# [Stated exercise]
Draw out every line with the word "information" from the listing below.

# [Listed entries]
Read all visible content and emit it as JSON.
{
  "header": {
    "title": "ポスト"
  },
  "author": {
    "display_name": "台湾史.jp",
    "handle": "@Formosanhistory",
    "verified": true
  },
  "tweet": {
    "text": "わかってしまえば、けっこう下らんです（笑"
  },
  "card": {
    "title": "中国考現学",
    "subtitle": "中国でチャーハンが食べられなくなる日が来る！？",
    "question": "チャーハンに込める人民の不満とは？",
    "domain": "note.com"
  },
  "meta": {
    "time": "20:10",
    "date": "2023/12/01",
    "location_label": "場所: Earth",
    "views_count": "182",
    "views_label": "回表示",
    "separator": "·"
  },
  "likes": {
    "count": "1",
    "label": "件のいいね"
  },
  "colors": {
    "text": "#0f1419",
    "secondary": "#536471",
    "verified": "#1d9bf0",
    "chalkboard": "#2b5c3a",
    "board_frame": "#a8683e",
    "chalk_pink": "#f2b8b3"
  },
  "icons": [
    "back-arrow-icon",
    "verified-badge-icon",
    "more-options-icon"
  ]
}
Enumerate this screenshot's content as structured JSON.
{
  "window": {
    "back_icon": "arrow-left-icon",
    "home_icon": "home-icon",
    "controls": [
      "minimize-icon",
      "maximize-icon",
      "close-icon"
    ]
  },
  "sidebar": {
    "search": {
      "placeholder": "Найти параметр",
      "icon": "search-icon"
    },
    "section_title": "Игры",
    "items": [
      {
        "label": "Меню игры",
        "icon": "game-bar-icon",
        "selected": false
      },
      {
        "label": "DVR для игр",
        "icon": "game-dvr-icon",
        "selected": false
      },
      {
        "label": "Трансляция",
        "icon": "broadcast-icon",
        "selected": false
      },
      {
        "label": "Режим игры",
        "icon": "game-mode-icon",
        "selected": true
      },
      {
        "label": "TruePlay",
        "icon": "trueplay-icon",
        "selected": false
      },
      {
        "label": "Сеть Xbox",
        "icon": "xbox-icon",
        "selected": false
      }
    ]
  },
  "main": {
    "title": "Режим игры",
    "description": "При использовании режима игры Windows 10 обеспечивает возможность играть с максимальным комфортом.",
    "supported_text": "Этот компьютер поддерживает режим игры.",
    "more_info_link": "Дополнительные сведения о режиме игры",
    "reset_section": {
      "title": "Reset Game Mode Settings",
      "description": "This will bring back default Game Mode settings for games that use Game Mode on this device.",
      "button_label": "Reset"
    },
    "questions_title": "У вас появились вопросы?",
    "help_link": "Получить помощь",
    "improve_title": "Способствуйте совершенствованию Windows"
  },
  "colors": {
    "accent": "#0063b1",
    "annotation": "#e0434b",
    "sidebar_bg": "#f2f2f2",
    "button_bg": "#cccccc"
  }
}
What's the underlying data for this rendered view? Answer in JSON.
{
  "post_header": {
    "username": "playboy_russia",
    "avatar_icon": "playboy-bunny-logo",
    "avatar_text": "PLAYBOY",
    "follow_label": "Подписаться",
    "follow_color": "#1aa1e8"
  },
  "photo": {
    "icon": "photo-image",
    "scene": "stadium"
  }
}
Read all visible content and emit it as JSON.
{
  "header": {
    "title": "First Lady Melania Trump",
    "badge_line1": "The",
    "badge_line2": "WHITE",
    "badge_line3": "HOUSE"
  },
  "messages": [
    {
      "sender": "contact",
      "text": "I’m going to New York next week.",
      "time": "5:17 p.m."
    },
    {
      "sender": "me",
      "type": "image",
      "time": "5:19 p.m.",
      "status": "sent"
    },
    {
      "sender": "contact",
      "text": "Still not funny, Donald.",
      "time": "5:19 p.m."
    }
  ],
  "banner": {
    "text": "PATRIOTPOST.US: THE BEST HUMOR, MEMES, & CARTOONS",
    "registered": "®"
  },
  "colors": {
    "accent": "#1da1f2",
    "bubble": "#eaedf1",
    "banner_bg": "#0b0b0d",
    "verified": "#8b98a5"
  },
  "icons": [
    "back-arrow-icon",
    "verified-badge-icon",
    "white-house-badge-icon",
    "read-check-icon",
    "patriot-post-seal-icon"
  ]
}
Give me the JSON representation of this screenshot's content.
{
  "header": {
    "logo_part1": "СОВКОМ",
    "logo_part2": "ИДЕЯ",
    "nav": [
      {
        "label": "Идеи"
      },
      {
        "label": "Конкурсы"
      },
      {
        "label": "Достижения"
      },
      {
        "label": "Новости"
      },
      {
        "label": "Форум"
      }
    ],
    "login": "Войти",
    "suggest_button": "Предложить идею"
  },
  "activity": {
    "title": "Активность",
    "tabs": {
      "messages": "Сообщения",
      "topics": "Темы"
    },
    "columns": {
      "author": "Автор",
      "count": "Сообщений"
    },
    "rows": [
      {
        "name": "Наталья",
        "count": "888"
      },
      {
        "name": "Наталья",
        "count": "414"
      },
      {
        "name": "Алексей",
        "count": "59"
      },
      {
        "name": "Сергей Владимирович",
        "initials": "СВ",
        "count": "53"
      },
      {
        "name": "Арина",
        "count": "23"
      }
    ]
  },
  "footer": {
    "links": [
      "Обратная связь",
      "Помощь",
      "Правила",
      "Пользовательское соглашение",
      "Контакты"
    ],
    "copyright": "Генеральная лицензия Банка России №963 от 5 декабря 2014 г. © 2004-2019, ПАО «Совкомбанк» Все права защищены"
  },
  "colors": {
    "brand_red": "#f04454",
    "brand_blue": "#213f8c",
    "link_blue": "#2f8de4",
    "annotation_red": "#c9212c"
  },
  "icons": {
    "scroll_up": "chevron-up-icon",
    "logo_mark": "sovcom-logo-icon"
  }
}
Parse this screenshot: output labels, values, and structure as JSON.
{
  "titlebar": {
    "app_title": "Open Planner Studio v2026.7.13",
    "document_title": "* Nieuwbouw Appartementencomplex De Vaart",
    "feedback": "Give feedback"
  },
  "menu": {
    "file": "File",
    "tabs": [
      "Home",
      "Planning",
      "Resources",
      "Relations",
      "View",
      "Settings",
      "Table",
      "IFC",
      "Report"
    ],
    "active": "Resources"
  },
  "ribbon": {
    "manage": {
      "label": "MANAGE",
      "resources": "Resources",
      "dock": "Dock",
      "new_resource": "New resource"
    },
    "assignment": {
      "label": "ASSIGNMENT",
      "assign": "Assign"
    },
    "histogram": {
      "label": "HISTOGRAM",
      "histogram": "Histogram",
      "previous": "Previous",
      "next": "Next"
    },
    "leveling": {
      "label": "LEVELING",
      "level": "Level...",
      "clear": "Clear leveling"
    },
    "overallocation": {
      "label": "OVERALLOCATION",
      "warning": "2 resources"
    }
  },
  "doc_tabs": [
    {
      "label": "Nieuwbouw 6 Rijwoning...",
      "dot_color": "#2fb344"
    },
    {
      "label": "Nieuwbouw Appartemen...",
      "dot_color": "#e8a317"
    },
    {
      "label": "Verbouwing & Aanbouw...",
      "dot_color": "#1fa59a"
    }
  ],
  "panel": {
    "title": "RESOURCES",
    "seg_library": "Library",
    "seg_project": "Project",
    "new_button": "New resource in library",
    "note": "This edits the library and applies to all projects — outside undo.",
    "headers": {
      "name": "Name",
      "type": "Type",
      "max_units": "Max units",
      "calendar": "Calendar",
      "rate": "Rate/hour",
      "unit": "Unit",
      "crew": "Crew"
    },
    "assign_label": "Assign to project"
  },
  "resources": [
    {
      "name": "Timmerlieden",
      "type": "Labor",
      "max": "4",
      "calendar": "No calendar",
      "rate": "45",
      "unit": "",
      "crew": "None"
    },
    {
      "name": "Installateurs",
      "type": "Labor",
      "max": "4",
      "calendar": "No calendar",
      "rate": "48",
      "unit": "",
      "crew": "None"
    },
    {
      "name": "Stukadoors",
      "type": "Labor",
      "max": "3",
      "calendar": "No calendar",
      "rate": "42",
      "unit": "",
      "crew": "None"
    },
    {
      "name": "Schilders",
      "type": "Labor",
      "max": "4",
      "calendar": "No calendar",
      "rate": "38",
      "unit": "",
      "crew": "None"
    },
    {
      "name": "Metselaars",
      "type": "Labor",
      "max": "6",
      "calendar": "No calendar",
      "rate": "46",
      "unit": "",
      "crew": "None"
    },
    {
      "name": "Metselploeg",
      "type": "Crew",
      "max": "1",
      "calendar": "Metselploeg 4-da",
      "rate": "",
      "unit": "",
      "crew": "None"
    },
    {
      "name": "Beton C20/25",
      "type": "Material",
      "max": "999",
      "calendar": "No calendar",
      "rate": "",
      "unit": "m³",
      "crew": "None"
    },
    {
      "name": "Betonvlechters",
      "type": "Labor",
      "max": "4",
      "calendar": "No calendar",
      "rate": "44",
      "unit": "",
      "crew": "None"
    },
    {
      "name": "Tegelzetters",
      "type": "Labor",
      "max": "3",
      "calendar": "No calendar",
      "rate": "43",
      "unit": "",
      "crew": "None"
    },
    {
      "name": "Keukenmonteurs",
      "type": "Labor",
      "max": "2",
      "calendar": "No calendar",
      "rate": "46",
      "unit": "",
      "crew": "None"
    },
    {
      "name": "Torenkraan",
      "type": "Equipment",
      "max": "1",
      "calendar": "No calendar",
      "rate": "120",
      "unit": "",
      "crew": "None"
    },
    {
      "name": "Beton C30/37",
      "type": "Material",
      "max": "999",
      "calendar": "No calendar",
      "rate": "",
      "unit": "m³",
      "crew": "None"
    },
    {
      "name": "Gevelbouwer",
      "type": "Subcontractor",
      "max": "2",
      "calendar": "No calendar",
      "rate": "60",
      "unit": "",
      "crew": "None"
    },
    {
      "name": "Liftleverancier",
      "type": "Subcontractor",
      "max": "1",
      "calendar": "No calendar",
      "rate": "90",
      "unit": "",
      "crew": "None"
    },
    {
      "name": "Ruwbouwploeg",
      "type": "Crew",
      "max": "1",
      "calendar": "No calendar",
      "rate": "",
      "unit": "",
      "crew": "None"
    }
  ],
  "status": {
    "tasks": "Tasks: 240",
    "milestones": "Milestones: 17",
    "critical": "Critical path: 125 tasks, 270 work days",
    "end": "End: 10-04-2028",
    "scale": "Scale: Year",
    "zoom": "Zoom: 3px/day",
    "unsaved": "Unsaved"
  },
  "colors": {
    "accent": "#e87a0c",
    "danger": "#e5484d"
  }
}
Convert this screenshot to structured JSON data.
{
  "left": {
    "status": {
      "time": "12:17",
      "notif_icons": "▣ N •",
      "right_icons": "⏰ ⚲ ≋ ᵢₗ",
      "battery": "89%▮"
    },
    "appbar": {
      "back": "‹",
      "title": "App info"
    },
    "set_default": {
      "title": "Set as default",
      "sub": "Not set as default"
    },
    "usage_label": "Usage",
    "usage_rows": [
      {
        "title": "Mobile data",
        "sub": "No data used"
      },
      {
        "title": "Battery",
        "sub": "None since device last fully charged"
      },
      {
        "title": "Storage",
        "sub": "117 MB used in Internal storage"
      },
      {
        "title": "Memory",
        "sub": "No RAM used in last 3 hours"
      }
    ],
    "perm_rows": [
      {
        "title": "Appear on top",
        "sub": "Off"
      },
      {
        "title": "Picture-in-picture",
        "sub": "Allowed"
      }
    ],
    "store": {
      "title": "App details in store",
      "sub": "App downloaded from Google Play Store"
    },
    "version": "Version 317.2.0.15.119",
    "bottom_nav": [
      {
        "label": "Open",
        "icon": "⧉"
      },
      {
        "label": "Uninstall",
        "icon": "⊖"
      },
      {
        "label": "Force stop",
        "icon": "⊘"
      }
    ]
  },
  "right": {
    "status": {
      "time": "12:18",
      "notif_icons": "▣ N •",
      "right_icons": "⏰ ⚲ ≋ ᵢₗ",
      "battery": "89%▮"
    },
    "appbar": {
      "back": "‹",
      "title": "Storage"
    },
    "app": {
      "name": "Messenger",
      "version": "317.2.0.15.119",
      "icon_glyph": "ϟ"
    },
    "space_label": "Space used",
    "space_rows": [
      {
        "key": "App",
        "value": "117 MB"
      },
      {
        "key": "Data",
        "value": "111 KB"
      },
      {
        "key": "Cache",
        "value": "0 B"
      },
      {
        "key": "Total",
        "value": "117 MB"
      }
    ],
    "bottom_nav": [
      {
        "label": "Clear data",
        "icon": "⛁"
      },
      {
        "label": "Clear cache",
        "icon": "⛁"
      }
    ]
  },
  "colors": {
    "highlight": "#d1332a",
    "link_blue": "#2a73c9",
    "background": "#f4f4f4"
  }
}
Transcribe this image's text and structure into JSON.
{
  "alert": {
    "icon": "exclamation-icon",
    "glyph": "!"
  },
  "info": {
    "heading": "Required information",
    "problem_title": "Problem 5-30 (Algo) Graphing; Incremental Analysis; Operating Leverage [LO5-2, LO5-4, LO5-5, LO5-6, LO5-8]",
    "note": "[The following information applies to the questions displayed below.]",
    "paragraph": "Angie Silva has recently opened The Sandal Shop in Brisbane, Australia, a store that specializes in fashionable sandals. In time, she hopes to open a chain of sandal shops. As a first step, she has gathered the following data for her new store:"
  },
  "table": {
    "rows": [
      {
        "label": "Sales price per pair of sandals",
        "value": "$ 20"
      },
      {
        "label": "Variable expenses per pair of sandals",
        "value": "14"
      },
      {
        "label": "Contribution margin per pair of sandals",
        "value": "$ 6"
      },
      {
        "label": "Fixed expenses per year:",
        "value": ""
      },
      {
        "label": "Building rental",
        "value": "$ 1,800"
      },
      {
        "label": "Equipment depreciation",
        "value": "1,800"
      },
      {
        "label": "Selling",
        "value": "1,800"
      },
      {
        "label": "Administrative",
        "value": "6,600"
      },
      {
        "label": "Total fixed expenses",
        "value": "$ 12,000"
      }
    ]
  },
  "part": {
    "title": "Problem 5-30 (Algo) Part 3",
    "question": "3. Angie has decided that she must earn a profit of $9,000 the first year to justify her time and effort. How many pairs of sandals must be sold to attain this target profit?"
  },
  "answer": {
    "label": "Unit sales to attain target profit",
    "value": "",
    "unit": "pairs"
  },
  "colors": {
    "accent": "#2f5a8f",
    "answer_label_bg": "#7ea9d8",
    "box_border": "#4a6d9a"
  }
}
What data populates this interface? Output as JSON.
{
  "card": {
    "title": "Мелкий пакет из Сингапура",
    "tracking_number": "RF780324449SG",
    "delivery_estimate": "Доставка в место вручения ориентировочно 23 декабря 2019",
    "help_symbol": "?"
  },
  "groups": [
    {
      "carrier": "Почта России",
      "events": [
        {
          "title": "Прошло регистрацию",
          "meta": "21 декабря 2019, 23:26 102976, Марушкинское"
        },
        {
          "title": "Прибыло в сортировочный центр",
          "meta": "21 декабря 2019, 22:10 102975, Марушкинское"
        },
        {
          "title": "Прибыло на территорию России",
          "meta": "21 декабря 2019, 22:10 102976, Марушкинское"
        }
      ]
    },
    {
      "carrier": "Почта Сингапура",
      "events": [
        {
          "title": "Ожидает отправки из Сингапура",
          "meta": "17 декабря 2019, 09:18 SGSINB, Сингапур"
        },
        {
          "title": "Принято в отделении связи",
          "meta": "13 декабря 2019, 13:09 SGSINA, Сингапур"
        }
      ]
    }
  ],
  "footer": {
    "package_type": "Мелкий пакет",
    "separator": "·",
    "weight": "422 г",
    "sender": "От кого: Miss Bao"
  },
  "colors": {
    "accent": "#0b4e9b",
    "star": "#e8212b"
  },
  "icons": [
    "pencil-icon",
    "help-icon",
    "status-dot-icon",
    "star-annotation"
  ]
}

# [Solution]
    "heading": "Required information",
    "note": "[The following information applies to the questions displayed below.]",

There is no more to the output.